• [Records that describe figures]

==========

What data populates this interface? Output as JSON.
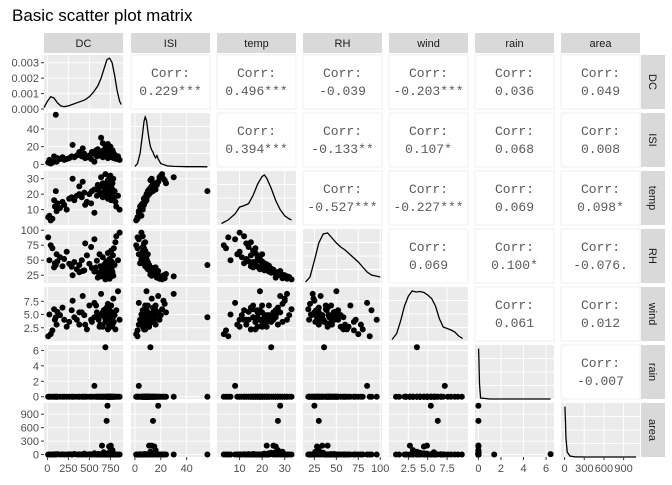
{
  "chart_data": {
    "type": "scatter",
    "title": "Basic scatter plot matrix",
    "variables": [
      "DC",
      "ISI",
      "temp",
      "RH",
      "wind",
      "rain",
      "area"
    ],
    "ranges": {
      "DC": [
        -40,
        900
      ],
      "ISI": [
        -3,
        58
      ],
      "temp": [
        0,
        35
      ],
      "RH": [
        12,
        102
      ],
      "wind": [
        0,
        10.2
      ],
      "rain": [
        -0.3,
        6.7
      ],
      "area": [
        -55,
        1150
      ]
    },
    "ticks": {
      "DC": {
        "values": [
          0,
          250,
          500,
          750
        ],
        "labels": [
          "0",
          "250",
          "500",
          "750"
        ]
      },
      "ISI": {
        "values": [
          0,
          20,
          40
        ],
        "labels": [
          "0",
          "20",
          "40"
        ]
      },
      "temp": {
        "values": [
          10,
          20,
          30
        ],
        "labels": [
          "10",
          "20",
          "30"
        ]
      },
      "RH": {
        "values": [
          25,
          50,
          75,
          100
        ],
        "labels": [
          "25",
          "50",
          "75",
          "100"
        ]
      },
      "wind": {
        "values": [
          2.5,
          5.0,
          7.5
        ],
        "labels": [
          "2.5",
          "5.0",
          "7.5"
        ]
      },
      "rain": {
        "values": [
          0,
          2,
          4,
          6
        ],
        "labels": [
          "0",
          "2",
          "4",
          "6"
        ]
      },
      "area": {
        "values": [
          0,
          300,
          600,
          900
        ],
        "labels": [
          "0",
          "300",
          "600",
          "900"
        ]
      }
    },
    "bottom_ticks": {
      "DC": [
        "0",
        "250",
        "500",
        "750"
      ],
      "ISI": [
        "0",
        "20",
        "40"
      ],
      "temp": [
        "10",
        "20",
        "30"
      ],
      "RH": [
        "25",
        "50",
        "75",
        "100"
      ],
      "wind": [
        "2.5",
        "5.0",
        "7.5"
      ],
      "rain": [
        "0",
        "2",
        "4",
        "6"
      ],
      "area": [
        "0",
        "300",
        "600",
        "900"
      ]
    },
    "density_axis": {
      "values": [
        0,
        0.001,
        0.002,
        0.003
      ],
      "labels": [
        "0.000",
        "0.001",
        "0.002",
        "0.003"
      ],
      "range": [
        0,
        0.0035
      ]
    },
    "correlations": [
      {
        "row": "ISI",
        "col": "DC",
        "label": "Corr:",
        "value": "0.229***"
      },
      {
        "row": "temp",
        "col": "DC",
        "label": "Corr:",
        "value": "0.496***"
      },
      {
        "row": "RH",
        "col": "DC",
        "label": "Corr:",
        "value": "-0.039"
      },
      {
        "row": "wind",
        "col": "DC",
        "label": "Corr:",
        "value": "-0.203***"
      },
      {
        "row": "rain",
        "col": "DC",
        "label": "Corr:",
        "value": "0.036"
      },
      {
        "row": "area",
        "col": "DC",
        "label": "Corr:",
        "value": "0.049"
      },
      {
        "row": "temp",
        "col": "ISI",
        "label": "Corr:",
        "value": "0.394***"
      },
      {
        "row": "RH",
        "col": "ISI",
        "label": "Corr:",
        "value": "-0.133**"
      },
      {
        "row": "wind",
        "col": "ISI",
        "label": "Corr:",
        "value": "0.107*"
      },
      {
        "row": "rain",
        "col": "ISI",
        "label": "Corr:",
        "value": "0.068"
      },
      {
        "row": "area",
        "col": "ISI",
        "label": "Corr:",
        "value": "0.008"
      },
      {
        "row": "RH",
        "col": "temp",
        "label": "Corr:",
        "value": "-0.527***"
      },
      {
        "row": "wind",
        "col": "temp",
        "label": "Corr:",
        "value": "-0.227***"
      },
      {
        "row": "rain",
        "col": "temp",
        "label": "Corr:",
        "value": "0.069"
      },
      {
        "row": "area",
        "col": "temp",
        "label": "Corr:",
        "value": "0.098*"
      },
      {
        "row": "wind",
        "col": "RH",
        "label": "Corr:",
        "value": "0.069"
      },
      {
        "row": "rain",
        "col": "RH",
        "label": "Corr:",
        "value": "0.100*"
      },
      {
        "row": "area",
        "col": "RH",
        "label": "Corr:",
        "value": "-0.076."
      },
      {
        "row": "rain",
        "col": "wind",
        "label": "Corr:",
        "value": "0.061"
      },
      {
        "row": "area",
        "col": "wind",
        "label": "Corr:",
        "value": "0.012"
      },
      {
        "row": "area",
        "col": "rain",
        "label": "Corr:",
        "value": "-0.007"
      }
    ],
    "densities": {
      "DC": {
        "x": [
          -40,
          0,
          40,
          80,
          120,
          160,
          200,
          250,
          300,
          350,
          400,
          450,
          500,
          550,
          600,
          640,
          680,
          710,
          740,
          770,
          800,
          830,
          860,
          880
        ],
        "y": [
          0.0001,
          0.0005,
          0.0008,
          0.0007,
          0.0004,
          0.0002,
          0.00015,
          0.0002,
          0.0003,
          0.0004,
          0.0005,
          0.0006,
          0.0008,
          0.0011,
          0.0015,
          0.002,
          0.0027,
          0.0032,
          0.0033,
          0.003,
          0.0022,
          0.0012,
          0.0005,
          0.0003
        ]
      },
      "ISI": {
        "x": [
          0,
          2,
          4,
          6,
          7,
          8,
          9,
          10,
          11,
          12,
          13,
          14,
          15,
          16,
          17,
          18,
          20,
          25,
          30,
          40,
          50,
          56
        ],
        "y": [
          0.05,
          0.3,
          1.2,
          3.0,
          4.0,
          4.4,
          4.1,
          3.2,
          2.4,
          1.8,
          1.5,
          1.3,
          1.0,
          0.8,
          1.0,
          0.7,
          0.3,
          0.1,
          0.05,
          0.03,
          0.03,
          0.02
        ]
      },
      "temp": {
        "x": [
          2,
          5,
          8,
          10,
          12,
          14,
          16,
          18,
          20,
          21,
          22,
          24,
          26,
          28,
          30,
          32,
          33
        ],
        "y": [
          0.03,
          0.1,
          0.22,
          0.35,
          0.38,
          0.42,
          0.58,
          0.8,
          0.95,
          0.98,
          0.92,
          0.72,
          0.48,
          0.3,
          0.18,
          0.12,
          0.1
        ]
      },
      "RH": {
        "x": [
          15,
          20,
          25,
          30,
          35,
          40,
          45,
          50,
          55,
          60,
          65,
          70,
          75,
          80,
          85,
          90,
          95,
          100
        ],
        "y": [
          0.02,
          0.12,
          0.45,
          0.8,
          0.98,
          1.0,
          0.9,
          0.8,
          0.72,
          0.66,
          0.58,
          0.5,
          0.42,
          0.32,
          0.22,
          0.16,
          0.14,
          0.12
        ]
      },
      "wind": {
        "x": [
          0.4,
          1,
          1.5,
          2,
          2.5,
          3,
          3.5,
          4,
          4.5,
          5,
          5.5,
          6,
          6.5,
          7,
          7.5,
          8,
          8.5,
          9,
          9.5
        ],
        "y": [
          0.03,
          0.15,
          0.4,
          0.7,
          0.9,
          1.0,
          0.98,
          0.99,
          0.97,
          0.92,
          0.85,
          0.7,
          0.45,
          0.28,
          0.25,
          0.22,
          0.18,
          0.1,
          0.05
        ]
      },
      "rain": {
        "x": [
          0,
          0.02,
          0.05,
          0.1,
          0.2,
          1,
          3,
          6.4
        ],
        "y": [
          1.0,
          1.0,
          0.8,
          0.3,
          0.02,
          0.0,
          0.0,
          0.0
        ]
      },
      "area": {
        "x": [
          0,
          5,
          10,
          20,
          40,
          80,
          150,
          300,
          600,
          1090
        ],
        "y": [
          1.0,
          1.0,
          0.8,
          0.4,
          0.1,
          0.02,
          0.005,
          0.0,
          0.0,
          0.0
        ]
      }
    },
    "points": [
      {
        "DC": 24,
        "ISI": 5,
        "temp": 6,
        "RH": 50,
        "wind": 5.0,
        "rain": 0,
        "area": 0
      },
      {
        "DC": 60,
        "ISI": 2,
        "temp": 4,
        "RH": 70,
        "wind": 2.0,
        "rain": 0,
        "area": 0
      },
      {
        "DC": 80,
        "ISI": 9,
        "temp": 16,
        "RH": 38,
        "wind": 6.0,
        "rain": 0,
        "area": 0
      },
      {
        "DC": 90,
        "ISI": 4,
        "temp": 12,
        "RH": 45,
        "wind": 4.0,
        "rain": 0,
        "area": 5
      },
      {
        "DC": 100,
        "ISI": 56,
        "temp": 22,
        "RH": 42,
        "wind": 4.5,
        "rain": 0,
        "area": 0
      },
      {
        "DC": 110,
        "ISI": 3,
        "temp": 9,
        "RH": 60,
        "wind": 3.1,
        "rain": 0,
        "area": 0
      },
      {
        "DC": 120,
        "ISI": 7,
        "temp": 14,
        "RH": 48,
        "wind": 5.5,
        "rain": 0,
        "area": 10
      },
      {
        "DC": 150,
        "ISI": 6,
        "temp": 11,
        "RH": 55,
        "wind": 4.9,
        "rain": 0,
        "area": 0
      },
      {
        "DC": 180,
        "ISI": 8,
        "temp": 15,
        "RH": 40,
        "wind": 6.3,
        "rain": 0,
        "area": 3
      },
      {
        "DC": 200,
        "ISI": 5,
        "temp": 13,
        "RH": 52,
        "wind": 4.0,
        "rain": 0,
        "area": 0
      },
      {
        "DC": 230,
        "ISI": 6,
        "temp": 10,
        "RH": 64,
        "wind": 2.7,
        "rain": 0,
        "area": 0
      },
      {
        "DC": 260,
        "ISI": 7,
        "temp": 17,
        "RH": 44,
        "wind": 3.6,
        "rain": 0,
        "area": 6
      },
      {
        "DC": 290,
        "ISI": 9,
        "temp": 18,
        "RH": 39,
        "wind": 5.8,
        "rain": 0,
        "area": 0
      },
      {
        "DC": 320,
        "ISI": 8,
        "temp": 16,
        "RH": 47,
        "wind": 4.5,
        "rain": 0,
        "area": 12
      },
      {
        "DC": 350,
        "ISI": 10,
        "temp": 19,
        "RH": 35,
        "wind": 4.0,
        "rain": 0,
        "area": 0
      },
      {
        "DC": 380,
        "ISI": 11,
        "temp": 20,
        "RH": 42,
        "wind": 3.1,
        "rain": 0,
        "area": 4
      },
      {
        "DC": 410,
        "ISI": 9,
        "temp": 18,
        "RH": 50,
        "wind": 5.4,
        "rain": 0,
        "area": 0
      },
      {
        "DC": 440,
        "ISI": 12,
        "temp": 21,
        "RH": 33,
        "wind": 4.9,
        "rain": 0,
        "area": 20
      },
      {
        "DC": 470,
        "ISI": 8,
        "temp": 15,
        "RH": 58,
        "wind": 2.2,
        "rain": 0,
        "area": 0
      },
      {
        "DC": 500,
        "ISI": 10,
        "temp": 20,
        "RH": 44,
        "wind": 6.7,
        "rain": 0,
        "area": 8
      },
      {
        "DC": 530,
        "ISI": 14,
        "temp": 22,
        "RH": 37,
        "wind": 3.6,
        "rain": 0,
        "area": 0
      },
      {
        "DC": 560,
        "ISI": 12,
        "temp": 23,
        "RH": 31,
        "wind": 4.5,
        "rain": 0,
        "area": 30
      },
      {
        "DC": 590,
        "ISI": 9,
        "temp": 19,
        "RH": 49,
        "wind": 5.4,
        "rain": 0,
        "area": 0
      },
      {
        "DC": 610,
        "ISI": 15,
        "temp": 24,
        "RH": 29,
        "wind": 4.0,
        "rain": 0,
        "area": 15
      },
      {
        "DC": 630,
        "ISI": 11,
        "temp": 21,
        "RH": 40,
        "wind": 3.1,
        "rain": 0,
        "area": 0
      },
      {
        "DC": 650,
        "ISI": 13,
        "temp": 25,
        "RH": 34,
        "wind": 4.9,
        "rain": 0,
        "area": 200
      },
      {
        "DC": 660,
        "ISI": 8,
        "temp": 18,
        "RH": 55,
        "wind": 2.7,
        "rain": 0,
        "area": 0
      },
      {
        "DC": 670,
        "ISI": 16,
        "temp": 26,
        "RH": 27,
        "wind": 5.8,
        "rain": 0,
        "area": 50
      },
      {
        "DC": 680,
        "ISI": 10,
        "temp": 22,
        "RH": 43,
        "wind": 4.5,
        "rain": 0,
        "area": 0
      },
      {
        "DC": 690,
        "ISI": 12,
        "temp": 24,
        "RH": 36,
        "wind": 3.6,
        "rain": 6.4,
        "area": 10
      },
      {
        "DC": 700,
        "ISI": 9,
        "temp": 20,
        "RH": 48,
        "wind": 4.0,
        "rain": 0,
        "area": 0
      },
      {
        "DC": 705,
        "ISI": 14,
        "temp": 27,
        "RH": 30,
        "wind": 6.3,
        "rain": 0,
        "area": 750
      },
      {
        "DC": 710,
        "ISI": 11,
        "temp": 23,
        "RH": 41,
        "wind": 4.9,
        "rain": 0,
        "area": 0
      },
      {
        "DC": 715,
        "ISI": 18,
        "temp": 28,
        "RH": 25,
        "wind": 5.4,
        "rain": 0,
        "area": 1090
      },
      {
        "DC": 720,
        "ISI": 7,
        "temp": 17,
        "RH": 62,
        "wind": 2.2,
        "rain": 0,
        "area": 0
      },
      {
        "DC": 725,
        "ISI": 13,
        "temp": 25,
        "RH": 33,
        "wind": 4.0,
        "rain": 0,
        "area": 25
      },
      {
        "DC": 730,
        "ISI": 10,
        "temp": 21,
        "RH": 45,
        "wind": 3.1,
        "rain": 0,
        "area": 0
      },
      {
        "DC": 735,
        "ISI": 15,
        "temp": 26,
        "RH": 28,
        "wind": 4.5,
        "rain": 0,
        "area": 180
      },
      {
        "DC": 740,
        "ISI": 9,
        "temp": 19,
        "RH": 52,
        "wind": 5.8,
        "rain": 0,
        "area": 0
      },
      {
        "DC": 745,
        "ISI": 12,
        "temp": 29,
        "RH": 26,
        "wind": 3.6,
        "rain": 0,
        "area": 60
      },
      {
        "DC": 750,
        "ISI": 20,
        "temp": 32,
        "RH": 22,
        "wind": 4.9,
        "rain": 0,
        "area": 0
      },
      {
        "DC": 755,
        "ISI": 11,
        "temp": 22,
        "RH": 40,
        "wind": 2.7,
        "rain": 0,
        "area": 200
      },
      {
        "DC": 760,
        "ISI": 8,
        "temp": 16,
        "RH": 66,
        "wind": 6.7,
        "rain": 0,
        "area": 0
      },
      {
        "DC": 765,
        "ISI": 14,
        "temp": 24,
        "RH": 35,
        "wind": 4.0,
        "rain": 0,
        "area": 40
      },
      {
        "DC": 770,
        "ISI": 10,
        "temp": 20,
        "RH": 47,
        "wind": 5.4,
        "rain": 0,
        "area": 0
      },
      {
        "DC": 775,
        "ISI": 16,
        "temp": 27,
        "RH": 30,
        "wind": 3.1,
        "rain": 0,
        "area": 100
      },
      {
        "DC": 780,
        "ISI": 9,
        "temp": 18,
        "RH": 58,
        "wind": 4.5,
        "rain": 0,
        "area": 0
      },
      {
        "DC": 785,
        "ISI": 13,
        "temp": 30,
        "RH": 24,
        "wind": 8.0,
        "rain": 0,
        "area": 0
      },
      {
        "DC": 790,
        "ISI": 7,
        "temp": 17,
        "RH": 70,
        "wind": 3.6,
        "rain": 0,
        "area": 0
      },
      {
        "DC": 800,
        "ISI": 11,
        "temp": 22,
        "RH": 42,
        "wind": 4.9,
        "rain": 0,
        "area": 5
      },
      {
        "DC": 810,
        "ISI": 8,
        "temp": 15,
        "RH": 80,
        "wind": 2.2,
        "rain": 0,
        "area": 0
      },
      {
        "DC": 820,
        "ISI": 6,
        "temp": 12,
        "RH": 90,
        "wind": 5.8,
        "rain": 0,
        "area": 0
      },
      {
        "DC": 840,
        "ISI": 9,
        "temp": 19,
        "RH": 50,
        "wind": 9.4,
        "rain": 0,
        "area": 0
      },
      {
        "DC": 860,
        "ISI": 5,
        "temp": 10,
        "RH": 96,
        "wind": 4.0,
        "rain": 0,
        "area": 0
      },
      {
        "DC": 300,
        "ISI": 22,
        "temp": 30,
        "RH": 25,
        "wind": 7.6,
        "rain": 0,
        "area": 0
      },
      {
        "DC": 420,
        "ISI": 18,
        "temp": 28,
        "RH": 32,
        "wind": 8.5,
        "rain": 0,
        "area": 0
      },
      {
        "DC": 560,
        "ISI": 3,
        "temp": 8,
        "RH": 85,
        "wind": 7.2,
        "rain": 1.4,
        "area": 0
      },
      {
        "DC": 600,
        "ISI": 17,
        "temp": 26,
        "RH": 21,
        "wind": 5.0,
        "rain": 0,
        "area": 0
      },
      {
        "DC": 690,
        "ISI": 21,
        "temp": 33,
        "RH": 18,
        "wind": 6.0,
        "rain": 0,
        "area": 0
      },
      {
        "DC": 720,
        "ISI": 23,
        "temp": 29,
        "RH": 20,
        "wind": 7.0,
        "rain": 0,
        "area": 0
      },
      {
        "DC": 40,
        "ISI": 1,
        "temp": 3,
        "RH": 75,
        "wind": 1.3,
        "rain": 0,
        "area": 0
      },
      {
        "DC": 10,
        "ISI": 2,
        "temp": 5,
        "RH": 88,
        "wind": 0.9,
        "rain": 0,
        "area": 0
      },
      {
        "DC": 640,
        "ISI": 30,
        "temp": 31,
        "RH": 23,
        "wind": 8.9,
        "rain": 0,
        "area": 0
      },
      {
        "DC": 660,
        "ISI": 24,
        "temp": 27,
        "RH": 27,
        "wind": 5.4,
        "rain": 0,
        "area": 0
      },
      {
        "DC": 740,
        "ISI": 19,
        "temp": 31,
        "RH": 19,
        "wind": 4.0,
        "rain": 0,
        "area": 0
      },
      {
        "DC": 520,
        "ISI": 6,
        "temp": 14,
        "RH": 72,
        "wind": 4.0,
        "rain": 0,
        "area": 0
      },
      {
        "DC": 580,
        "ISI": 16,
        "temp": 23,
        "RH": 38,
        "wind": 6.7,
        "rain": 0,
        "area": 0
      },
      {
        "DC": 620,
        "ISI": 10,
        "temp": 20,
        "RH": 60,
        "wind": 2.7,
        "rain": 0,
        "area": 0
      },
      {
        "DC": 450,
        "ISI": 7,
        "temp": 13,
        "RH": 78,
        "wind": 3.1,
        "rain": 0,
        "area": 0
      },
      {
        "DC": 380,
        "ISI": 14,
        "temp": 25,
        "RH": 30,
        "wind": 5.4,
        "rain": 0,
        "area": 0
      }
    ]
  }
}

==========

Search the lines for "scatter". Copy each line that has it.

• [Task output]
    "type": "scatter",
    "title": "Basic scatter plot matrix",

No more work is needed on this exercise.